■ Dataset records:

--

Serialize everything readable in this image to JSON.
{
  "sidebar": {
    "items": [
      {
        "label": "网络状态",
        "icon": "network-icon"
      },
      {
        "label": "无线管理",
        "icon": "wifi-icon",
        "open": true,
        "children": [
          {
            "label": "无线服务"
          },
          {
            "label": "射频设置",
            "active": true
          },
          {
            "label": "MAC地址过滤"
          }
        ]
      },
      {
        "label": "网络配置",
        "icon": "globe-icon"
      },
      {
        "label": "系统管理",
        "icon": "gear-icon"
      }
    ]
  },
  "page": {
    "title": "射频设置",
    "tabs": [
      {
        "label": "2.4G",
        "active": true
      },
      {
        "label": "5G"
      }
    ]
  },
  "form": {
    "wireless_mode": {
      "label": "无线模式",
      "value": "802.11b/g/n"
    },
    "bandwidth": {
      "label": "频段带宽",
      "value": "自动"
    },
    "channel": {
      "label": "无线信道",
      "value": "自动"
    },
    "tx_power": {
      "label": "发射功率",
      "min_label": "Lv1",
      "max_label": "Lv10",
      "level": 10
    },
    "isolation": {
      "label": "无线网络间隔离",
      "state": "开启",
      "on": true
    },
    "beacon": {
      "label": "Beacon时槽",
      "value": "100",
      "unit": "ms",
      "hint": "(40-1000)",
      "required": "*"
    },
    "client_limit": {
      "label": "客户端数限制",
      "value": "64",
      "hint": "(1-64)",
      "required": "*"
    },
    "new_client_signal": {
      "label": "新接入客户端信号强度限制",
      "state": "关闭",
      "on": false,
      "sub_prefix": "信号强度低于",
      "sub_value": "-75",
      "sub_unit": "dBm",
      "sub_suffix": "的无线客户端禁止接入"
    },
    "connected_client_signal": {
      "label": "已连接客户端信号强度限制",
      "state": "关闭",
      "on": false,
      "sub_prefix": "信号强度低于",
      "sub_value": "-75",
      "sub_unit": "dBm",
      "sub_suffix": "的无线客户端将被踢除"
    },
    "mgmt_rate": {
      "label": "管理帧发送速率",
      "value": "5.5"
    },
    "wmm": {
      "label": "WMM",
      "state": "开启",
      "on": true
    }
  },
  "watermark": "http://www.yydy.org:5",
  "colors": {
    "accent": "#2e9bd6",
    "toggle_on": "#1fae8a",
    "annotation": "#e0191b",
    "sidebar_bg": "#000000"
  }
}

--

■ EXERCISE DESCRIPTION: Please output the entries above, every line exactly as it reads.

■ RESPONSE BELOW:
Serialize everything readable in this image to JSON.
{
  "sidebar": {
    "items": [
      {
        "label": "网络状态",
        "icon": "network-icon"
      },
      {
        "label": "无线管理",
        "icon": "wifi-icon",
        "open": true,
        "children": [
          {
            "label": "无线服务"
          },
          {
            "label": "射频设置",
            "active": true
          },
          {
            "label": "MAC地址过滤"
          }
        ]
      },
      {
        "label": "网络配置",
        "icon": "globe-icon"
      },
      {
        "label": "系统管理",
        "icon": "gear-icon"
      }
    ]
  },
  "page": {
    "title": "射频设置",
    "tabs": [
      {
        "label": "2.4G",
        "active": true
      },
      {
        "label": "5G"
      }
    ]
  },
  "form": {
    "wireless_mode": {
      "label": "无线模式",
      "value": "802.11b/g/n"
    },
    "bandwidth": {
      "label": "频段带宽",
      "value": "自动"
    },
    "channel": {
      "label": "无线信道",
      "value": "自动"
    },
    "tx_power": {
      "label": "发射功率",
      "min_label": "Lv1",
      "max_label": "Lv10",
      "level": 10
    },
    "isolation": {
      "label": "无线网络间隔离",
      "state": "开启",
      "on": true
    },
    "beacon": {
      "label": "Beacon时槽",
      "value": "100",
      "unit": "ms",
      "hint": "(40-1000)",
      "required": "*"
    },
    "client_limit": {
      "label": "客户端数限制",
      "value": "64",
      "hint": "(1-64)",
      "required": "*"
    },
    "new_client_signal": {
      "label": "新接入客户端信号强度限制",
      "state": "关闭",
      "on": false,
      "sub_prefix": "信号强度低于",
      "sub_value": "-75",
      "sub_unit": "dBm",
      "sub_suffix": "的无线客户端禁止接入"
    },
    "connected_client_signal": {
      "label": "已连接客户端信号强度限制",
      "state": "关闭",
      "on": false,
      "sub_prefix": "信号强度低于",
      "sub_value": "-75",
      "sub_unit": "dBm",
      "sub_suffix": "的无线客户端将被踢除"
    },
    "mgmt_rate": {
      "label": "管理帧发送速率",
      "value": "5.5"
    },
    "wmm": {
      "label": "WMM",
      "state": "开启",
      "on": true
    }
  },
  "watermark": "http://www.yydy.org:5",
  "colors": {
    "accent": "#2e9bd6",
    "toggle_on": "#1fae8a",
    "annotation": "#e0191b",
    "sidebar_bg": "#000000"
  }
}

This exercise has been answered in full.